Data to use ->
------------------------------------------------------------------------
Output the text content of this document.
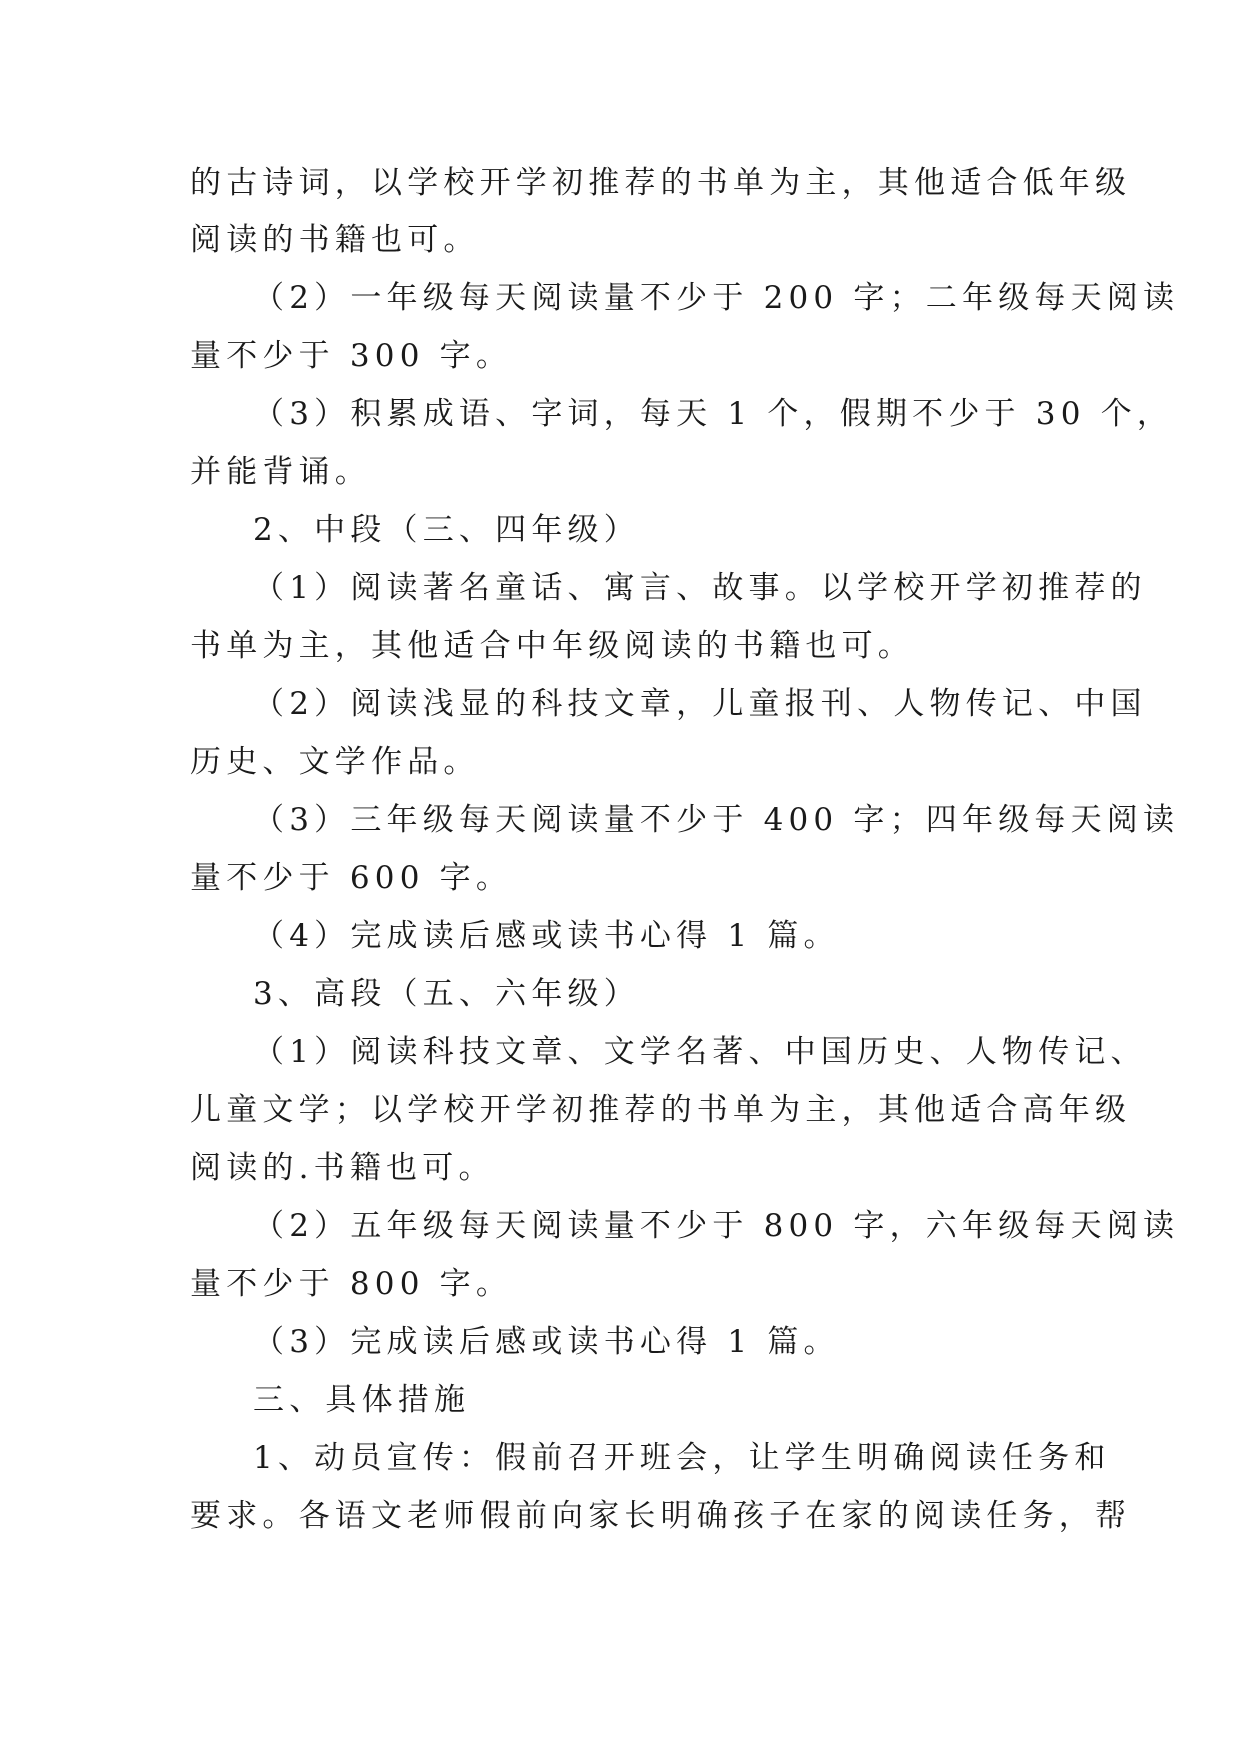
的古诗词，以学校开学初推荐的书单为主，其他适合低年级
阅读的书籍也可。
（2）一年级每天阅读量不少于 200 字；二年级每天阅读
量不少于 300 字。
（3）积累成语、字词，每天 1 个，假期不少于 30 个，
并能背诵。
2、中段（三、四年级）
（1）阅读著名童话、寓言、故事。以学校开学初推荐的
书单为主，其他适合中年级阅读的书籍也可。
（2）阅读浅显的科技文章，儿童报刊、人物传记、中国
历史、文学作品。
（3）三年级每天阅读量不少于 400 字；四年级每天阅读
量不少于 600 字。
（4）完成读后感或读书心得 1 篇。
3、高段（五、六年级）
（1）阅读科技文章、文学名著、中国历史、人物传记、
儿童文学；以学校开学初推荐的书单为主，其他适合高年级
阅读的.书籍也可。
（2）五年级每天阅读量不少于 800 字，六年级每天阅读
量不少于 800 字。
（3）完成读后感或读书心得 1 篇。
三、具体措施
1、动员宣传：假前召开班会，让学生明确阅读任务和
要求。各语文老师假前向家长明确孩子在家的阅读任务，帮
------------------------------------------------------------------------
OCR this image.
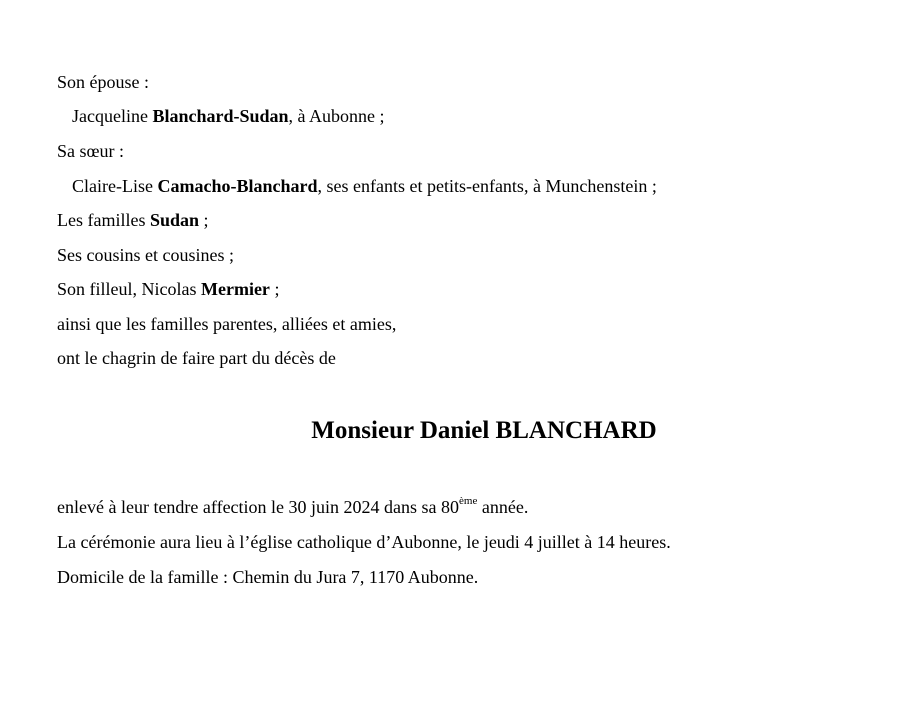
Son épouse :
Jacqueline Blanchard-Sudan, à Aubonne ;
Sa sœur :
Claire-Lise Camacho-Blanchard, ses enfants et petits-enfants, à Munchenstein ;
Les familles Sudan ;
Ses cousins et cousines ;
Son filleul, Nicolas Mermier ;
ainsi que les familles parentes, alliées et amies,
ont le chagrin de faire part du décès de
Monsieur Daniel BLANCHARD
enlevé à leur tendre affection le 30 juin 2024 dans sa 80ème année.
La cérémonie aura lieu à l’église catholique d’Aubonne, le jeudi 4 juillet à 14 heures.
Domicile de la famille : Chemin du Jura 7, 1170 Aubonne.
------------------------------------------------------------------------
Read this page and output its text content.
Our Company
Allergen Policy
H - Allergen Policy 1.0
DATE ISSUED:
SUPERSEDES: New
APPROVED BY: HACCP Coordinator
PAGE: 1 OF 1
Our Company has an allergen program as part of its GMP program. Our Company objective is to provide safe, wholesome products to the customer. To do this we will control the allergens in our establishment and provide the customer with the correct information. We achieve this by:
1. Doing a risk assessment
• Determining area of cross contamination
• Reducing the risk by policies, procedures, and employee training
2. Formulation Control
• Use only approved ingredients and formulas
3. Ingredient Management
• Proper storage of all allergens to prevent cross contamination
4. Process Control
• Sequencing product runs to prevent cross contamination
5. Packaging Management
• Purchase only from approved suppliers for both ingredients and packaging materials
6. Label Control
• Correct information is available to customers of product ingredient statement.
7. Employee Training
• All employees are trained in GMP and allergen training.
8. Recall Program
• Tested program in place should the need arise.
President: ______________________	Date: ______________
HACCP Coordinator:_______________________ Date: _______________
------------------------------------------------------------------------
Directions ->
Read the data above and pull out each line that holds the string "information".

Finished task ->
Our Company has an allergen program as part of its GMP program. Our Company objective is to provide safe, wholesome products to the customer. To do this we will control the allergens in our establishment and provide the customer with the correct information. We achieve this by:
• Correct information is available to customers of product ingredient statement.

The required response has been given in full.